**Problem description**
Output the full listing word for word.

**Data rows**

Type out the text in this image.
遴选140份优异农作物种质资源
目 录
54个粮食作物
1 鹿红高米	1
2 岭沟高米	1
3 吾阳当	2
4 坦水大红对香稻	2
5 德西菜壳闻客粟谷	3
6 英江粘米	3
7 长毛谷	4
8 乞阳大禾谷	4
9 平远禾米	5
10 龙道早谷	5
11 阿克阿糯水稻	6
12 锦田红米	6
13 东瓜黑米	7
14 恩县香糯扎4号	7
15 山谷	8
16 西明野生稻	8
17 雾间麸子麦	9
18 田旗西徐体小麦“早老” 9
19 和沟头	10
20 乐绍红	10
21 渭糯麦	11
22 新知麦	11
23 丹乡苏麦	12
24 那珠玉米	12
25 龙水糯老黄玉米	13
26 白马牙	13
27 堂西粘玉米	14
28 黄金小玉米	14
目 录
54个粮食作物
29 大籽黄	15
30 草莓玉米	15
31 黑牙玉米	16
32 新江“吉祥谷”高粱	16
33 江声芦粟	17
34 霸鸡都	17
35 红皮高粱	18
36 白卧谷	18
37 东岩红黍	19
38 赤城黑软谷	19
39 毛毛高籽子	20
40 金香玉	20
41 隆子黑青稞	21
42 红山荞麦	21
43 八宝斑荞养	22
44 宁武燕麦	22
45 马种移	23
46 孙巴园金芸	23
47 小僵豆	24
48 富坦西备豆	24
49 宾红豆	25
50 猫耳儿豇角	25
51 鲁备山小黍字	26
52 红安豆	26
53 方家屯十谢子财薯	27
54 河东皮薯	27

**Correct response**
Type out the text in this image.
遴选140份优异农作物种质资源
目 录
54个粮食作物
1 鹿红高米	1
2 岭沟高米	1
3 吾阳当	2
4 坦水大红对香稻	2
5 德西菜壳闻客粟谷	3
6 英江粘米	3
7 长毛谷	4
8 乞阳大禾谷	4
9 平远禾米	5
10 龙道早谷	5
11 阿克阿糯水稻	6
12 锦田红米	6
13 东瓜黑米	7
14 恩县香糯扎4号	7
15 山谷	8
16 西明野生稻	8
17 雾间麸子麦	9
18 田旗西徐体小麦“早老” 9
19 和沟头	10
20 乐绍红	10
21 渭糯麦	11
22 新知麦	11
23 丹乡苏麦	12
24 那珠玉米	12
25 龙水糯老黄玉米	13
26 白马牙	13
27 堂西粘玉米	14
28 黄金小玉米	14
目 录
54个粮食作物
29 大籽黄	15
30 草莓玉米	15
31 黑牙玉米	16
32 新江“吉祥谷”高粱	16
33 江声芦粟	17
34 霸鸡都	17
35 红皮高粱	18
36 白卧谷	18
37 东岩红黍	19
38 赤城黑软谷	19
39 毛毛高籽子	20
40 金香玉	20
41 隆子黑青稞	21
42 红山荞麦	21
43 八宝斑荞养	22
44 宁武燕麦	22
45 马种移	23
46 孙巴园金芸	23
47 小僵豆	24
48 富坦西备豆	24
49 宾红豆	25
50 猫耳儿豇角	25
51 鲁备山小黍字	26
52 红安豆	26
53 方家屯十谢子财薯	27
54 河东皮薯	27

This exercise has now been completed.